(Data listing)
◇ ◇ ◇ ◇
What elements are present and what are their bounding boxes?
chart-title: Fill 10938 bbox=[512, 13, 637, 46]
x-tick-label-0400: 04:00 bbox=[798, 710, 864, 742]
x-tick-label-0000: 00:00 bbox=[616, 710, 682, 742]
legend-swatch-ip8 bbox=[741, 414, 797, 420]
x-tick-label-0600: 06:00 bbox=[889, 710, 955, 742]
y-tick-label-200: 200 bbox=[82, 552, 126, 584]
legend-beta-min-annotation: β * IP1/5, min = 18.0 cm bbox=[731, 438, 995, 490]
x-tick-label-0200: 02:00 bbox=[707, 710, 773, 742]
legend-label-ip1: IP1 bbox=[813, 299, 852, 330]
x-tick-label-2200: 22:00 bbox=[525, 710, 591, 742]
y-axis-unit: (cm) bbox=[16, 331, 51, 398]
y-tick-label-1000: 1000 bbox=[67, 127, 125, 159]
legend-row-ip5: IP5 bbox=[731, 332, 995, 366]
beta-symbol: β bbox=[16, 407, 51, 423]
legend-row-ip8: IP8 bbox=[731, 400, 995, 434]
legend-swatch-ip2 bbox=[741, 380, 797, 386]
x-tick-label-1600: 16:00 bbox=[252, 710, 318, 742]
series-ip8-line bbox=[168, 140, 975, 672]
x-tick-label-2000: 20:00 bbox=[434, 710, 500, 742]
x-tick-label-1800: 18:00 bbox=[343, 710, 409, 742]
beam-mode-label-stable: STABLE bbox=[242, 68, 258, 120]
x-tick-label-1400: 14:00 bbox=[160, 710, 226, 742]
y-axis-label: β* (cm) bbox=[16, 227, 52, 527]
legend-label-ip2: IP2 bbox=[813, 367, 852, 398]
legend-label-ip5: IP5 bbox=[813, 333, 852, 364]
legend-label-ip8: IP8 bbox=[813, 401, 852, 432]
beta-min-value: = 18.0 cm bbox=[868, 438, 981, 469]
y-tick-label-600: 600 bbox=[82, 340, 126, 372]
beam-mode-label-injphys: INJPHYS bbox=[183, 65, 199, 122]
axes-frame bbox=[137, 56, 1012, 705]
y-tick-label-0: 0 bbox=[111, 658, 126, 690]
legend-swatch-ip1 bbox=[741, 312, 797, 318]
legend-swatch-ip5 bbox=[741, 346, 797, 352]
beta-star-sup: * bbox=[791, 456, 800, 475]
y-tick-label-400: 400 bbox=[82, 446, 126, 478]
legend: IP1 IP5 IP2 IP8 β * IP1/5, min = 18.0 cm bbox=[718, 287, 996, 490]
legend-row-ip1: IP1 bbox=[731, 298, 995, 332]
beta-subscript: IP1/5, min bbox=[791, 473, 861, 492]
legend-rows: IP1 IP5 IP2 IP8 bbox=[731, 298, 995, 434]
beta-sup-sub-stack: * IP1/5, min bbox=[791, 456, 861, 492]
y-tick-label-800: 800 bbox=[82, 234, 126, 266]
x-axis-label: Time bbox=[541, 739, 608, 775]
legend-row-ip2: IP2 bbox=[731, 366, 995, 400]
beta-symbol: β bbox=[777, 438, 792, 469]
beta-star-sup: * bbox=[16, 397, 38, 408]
◇ ◇ ◇ ◇
• [DO THIS]
Arrange everything in the records from the first line down to the line containing "beta-symbol: β bbox=[16, 407, 51, 423]", both included, as a Markdown table with the columns Row and Line, one numbered row per line and no rows for blank lines.

• [SOLUTION]
| Row | Line |
|---|---|
| 1 | What elements are present and what are their bounding boxes? |
| 2 | chart-title: Fill 10938 bbox=[512, 13, 637, 46] |
| 3 | x-tick-label-0400: 04:00 bbox=[798, 710, 864, 742] |
| 4 | x-tick-label-0000: 00:00 bbox=[616, 710, 682, 742] |
| 5 | legend-swatch-ip8 bbox=[741, 414, 797, 420] |
| 6 | x-tick-label-0600: 06:00 bbox=[889, 710, 955, 742] |
| 7 | y-tick-label-200: 200 bbox=[82, 552, 126, 584] |
| 8 | legend-beta-min-annotation: β * IP1/5, min = 18.0 cm bbox=[731, 438, 995, 490] |
| 9 | x-tick-label-0200: 02:00 bbox=[707, 710, 773, 742] |
| 10 | legend-label-ip1: IP1 bbox=[813, 299, 852, 330] |
| 11 | x-tick-label-2200: 22:00 bbox=[525, 710, 591, 742] |
| 12 | y-axis-unit: (cm) bbox=[16, 331, 51, 398] |
| 13 | y-tick-label-1000: 1000 bbox=[67, 127, 125, 159] |
| 14 | legend-row-ip5: IP5 bbox=[731, 332, 995, 366] |
| 15 | beta-symbol: β bbox=[16, 407, 51, 423] |